**How to complete this task**
In the material below, find each line with the string "left" and copy it.
┌────────
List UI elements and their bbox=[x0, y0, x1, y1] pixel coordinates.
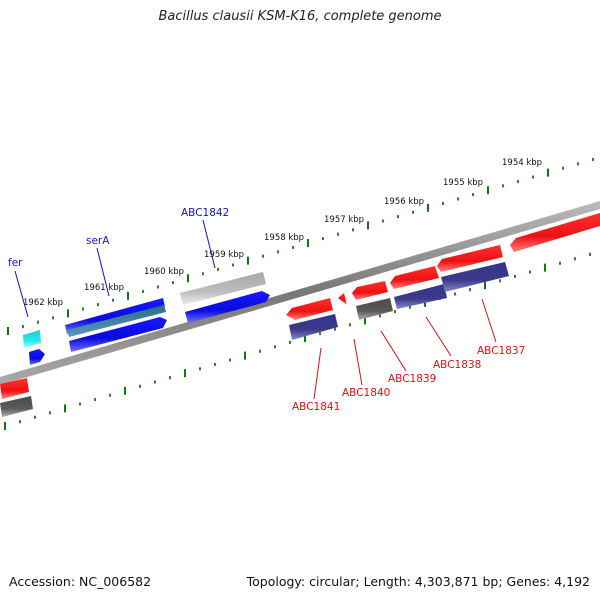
tick-labels: 1962 kbp 1961 kbp 1960 kbp 1959 kbp 1958… bbox=[23, 158, 542, 308]
accession-text: Accession: NC_006582 bbox=[9, 574, 152, 589]
gene-ABC1837-navy bbox=[441, 262, 509, 292]
gene-labels: fer serA ABC1842 ABC1841 ABC1840 ABC1839… bbox=[8, 207, 525, 413]
genome-summary-text: Topology: circular; Length: 4,303,871 bp… bbox=[246, 574, 590, 589]
leader-ABC1838 bbox=[425, 316, 452, 357]
tick-label-1956: 1956 kbp bbox=[384, 197, 424, 207]
tick-label-1959: 1959 kbp bbox=[204, 250, 244, 260]
leader-ABC1840 bbox=[353, 338, 363, 386]
gene-ABC1838-navy bbox=[394, 284, 447, 309]
gene-fer-blue bbox=[29, 349, 45, 365]
gene-fer-cyan bbox=[23, 330, 41, 348]
gene-label-fer: fer bbox=[8, 257, 23, 269]
genome-backbone bbox=[0, 201, 600, 385]
gene-ABC1841-navy bbox=[289, 314, 338, 340]
tick-label-1960: 1960 kbp bbox=[144, 267, 184, 277]
tick-label-1957: 1957 kbp bbox=[324, 215, 364, 225]
gene-left-red bbox=[0, 378, 29, 399]
tick-label-1961: 1961 kbp bbox=[84, 283, 124, 293]
forward-strand-genes bbox=[23, 272, 444, 365]
gene-ABC1842-blue bbox=[185, 291, 270, 323]
gene-serA-teal bbox=[67, 305, 166, 337]
reverse-strand-genes bbox=[0, 213, 600, 417]
gene-label-ABC1837: ABC1837 bbox=[477, 345, 525, 357]
gene-ABC1839-gray bbox=[356, 298, 393, 320]
gene-ABC1839-red bbox=[352, 281, 388, 300]
gene-ABC1842-gray bbox=[180, 272, 266, 305]
tick-label-1958: 1958 kbp bbox=[264, 233, 304, 243]
gene-label-serA: serA bbox=[86, 235, 110, 247]
leader-ABC1839 bbox=[380, 330, 407, 372]
gene-label-ABC1839: ABC1839 bbox=[388, 373, 436, 385]
upper-tick-track bbox=[7, 157, 594, 335]
gene-label-leaders bbox=[14, 219, 497, 400]
gene-ABC1838-red-a bbox=[390, 266, 439, 289]
gene-ABC1838-red-b bbox=[437, 245, 503, 272]
gene-left-gray bbox=[0, 396, 33, 417]
gene-label-ABC1840: ABC1840 bbox=[342, 387, 390, 399]
gene-label-ABC1842: ABC1842 bbox=[181, 207, 229, 219]
leader-ABC1841 bbox=[313, 347, 322, 400]
leader-ABC1842 bbox=[202, 219, 216, 269]
gene-label-ABC1838: ABC1838 bbox=[433, 359, 481, 371]
map-title: Bacillus clausii KSM-K16, complete genom… bbox=[158, 9, 442, 24]
leader-ABC1837 bbox=[481, 298, 497, 343]
leader-fer bbox=[14, 270, 29, 318]
gene-label-ABC1841: ABC1841 bbox=[292, 401, 340, 413]
gene-ABC1837-red bbox=[510, 213, 600, 252]
gene-serA-lower bbox=[69, 317, 167, 352]
gene-ABC1841-red bbox=[286, 298, 333, 320]
tick-label-1962: 1962 kbp bbox=[23, 298, 63, 308]
tick-label-1954: 1954 kbp bbox=[502, 158, 542, 168]
leader-serA bbox=[96, 247, 110, 297]
gene-ABC1840-red bbox=[338, 293, 347, 305]
tick-label-1955: 1955 kbp bbox=[443, 178, 483, 188]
└────────
**Solution for this problem**
gene-left-red bbox=[0, 378, 29, 399]
gene-left-gray bbox=[0, 396, 33, 417]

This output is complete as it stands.